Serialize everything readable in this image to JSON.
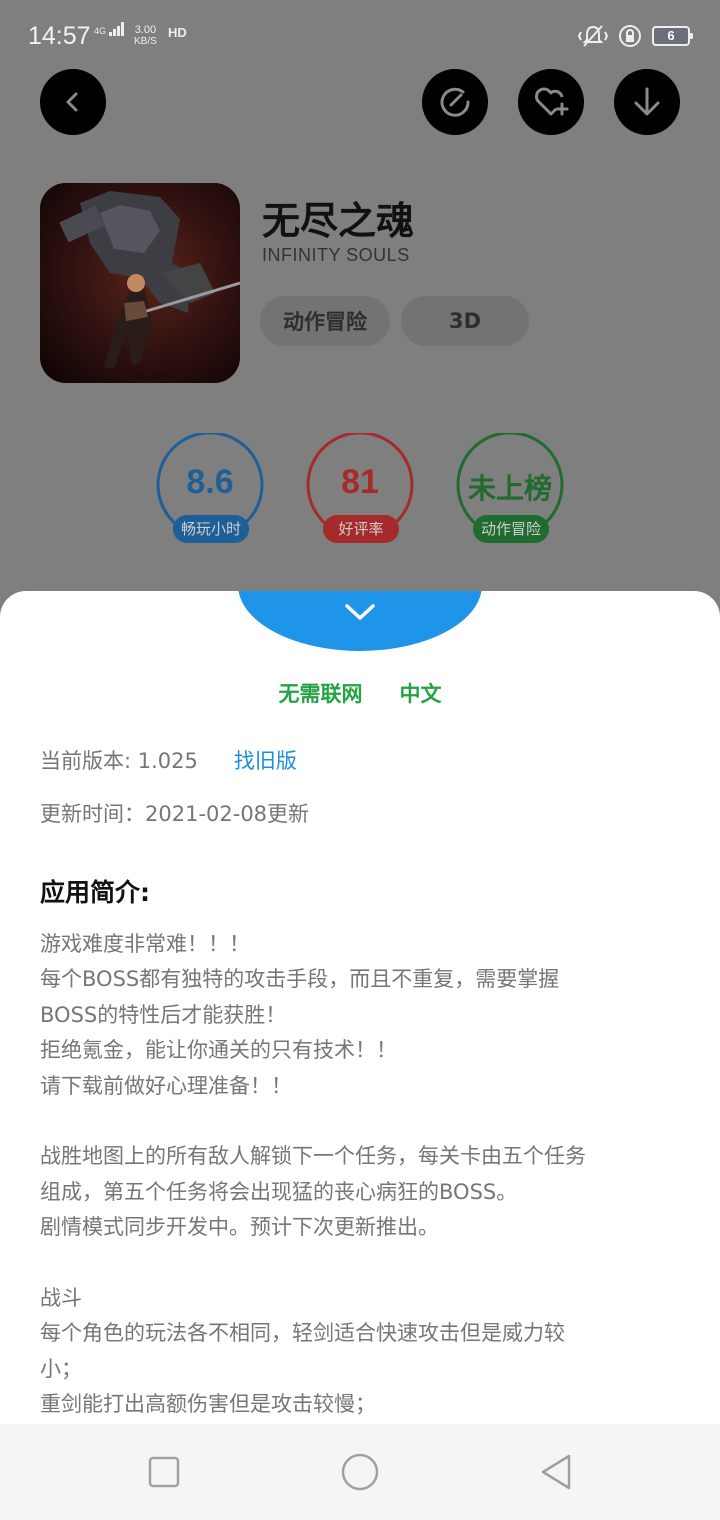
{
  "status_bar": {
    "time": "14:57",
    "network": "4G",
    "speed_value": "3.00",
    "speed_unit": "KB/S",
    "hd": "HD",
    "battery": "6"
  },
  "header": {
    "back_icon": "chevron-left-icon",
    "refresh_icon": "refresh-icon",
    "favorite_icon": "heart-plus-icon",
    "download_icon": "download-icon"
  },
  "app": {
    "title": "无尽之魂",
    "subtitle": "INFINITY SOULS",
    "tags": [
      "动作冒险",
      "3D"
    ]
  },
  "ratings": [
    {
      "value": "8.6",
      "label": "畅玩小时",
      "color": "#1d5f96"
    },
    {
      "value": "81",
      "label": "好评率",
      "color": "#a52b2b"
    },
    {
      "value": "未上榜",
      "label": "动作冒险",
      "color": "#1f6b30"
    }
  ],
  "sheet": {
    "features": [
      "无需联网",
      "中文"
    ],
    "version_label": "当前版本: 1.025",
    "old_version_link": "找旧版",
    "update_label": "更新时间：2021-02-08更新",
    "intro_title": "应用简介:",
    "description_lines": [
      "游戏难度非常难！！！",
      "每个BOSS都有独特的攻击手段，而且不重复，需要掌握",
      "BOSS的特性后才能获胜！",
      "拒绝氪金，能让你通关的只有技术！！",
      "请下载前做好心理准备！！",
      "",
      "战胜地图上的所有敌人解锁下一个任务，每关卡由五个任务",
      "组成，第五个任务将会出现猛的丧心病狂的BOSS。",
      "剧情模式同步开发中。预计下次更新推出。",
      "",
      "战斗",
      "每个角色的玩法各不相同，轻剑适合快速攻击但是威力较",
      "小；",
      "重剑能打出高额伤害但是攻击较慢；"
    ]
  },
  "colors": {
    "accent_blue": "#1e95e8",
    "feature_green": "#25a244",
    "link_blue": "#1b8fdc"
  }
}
● ● ●
**WHAT YOU HAVE TO DO**
Copy the material above exactly and drop the pictures.

**COMPLETE ANSWER**
Serialize everything readable in this image to JSON.
{
  "status_bar": {
    "time": "14:57",
    "network": "4G",
    "speed_value": "3.00",
    "speed_unit": "KB/S",
    "hd": "HD",
    "battery": "6"
  },
  "header": {
    "back_icon": "chevron-left-icon",
    "refresh_icon": "refresh-icon",
    "favorite_icon": "heart-plus-icon",
    "download_icon": "download-icon"
  },
  "app": {
    "title": "无尽之魂",
    "subtitle": "INFINITY SOULS",
    "tags": [
      "动作冒险",
      "3D"
    ]
  },
  "ratings": [
    {
      "value": "8.6",
      "label": "畅玩小时",
      "color": "#1d5f96"
    },
    {
      "value": "81",
      "label": "好评率",
      "color": "#a52b2b"
    },
    {
      "value": "未上榜",
      "label": "动作冒险",
      "color": "#1f6b30"
    }
  ],
  "sheet": {
    "features": [
      "无需联网",
      "中文"
    ],
    "version_label": "当前版本: 1.025",
    "old_version_link": "找旧版",
    "update_label": "更新时间：2021-02-08更新",
    "intro_title": "应用简介:",
    "description_lines": [
      "游戏难度非常难！！！",
      "每个BOSS都有独特的攻击手段，而且不重复，需要掌握",
      "BOSS的特性后才能获胜！",
      "拒绝氪金，能让你通关的只有技术！！",
      "请下载前做好心理准备！！",
      "",
      "战胜地图上的所有敌人解锁下一个任务，每关卡由五个任务",
      "组成，第五个任务将会出现猛的丧心病狂的BOSS。",
      "剧情模式同步开发中。预计下次更新推出。",
      "",
      "战斗",
      "每个角色的玩法各不相同，轻剑适合快速攻击但是威力较",
      "小；",
      "重剑能打出高额伤害但是攻击较慢；"
    ]
  },
  "colors": {
    "accent_blue": "#1e95e8",
    "feature_green": "#25a244",
    "link_blue": "#1b8fdc"
  }
}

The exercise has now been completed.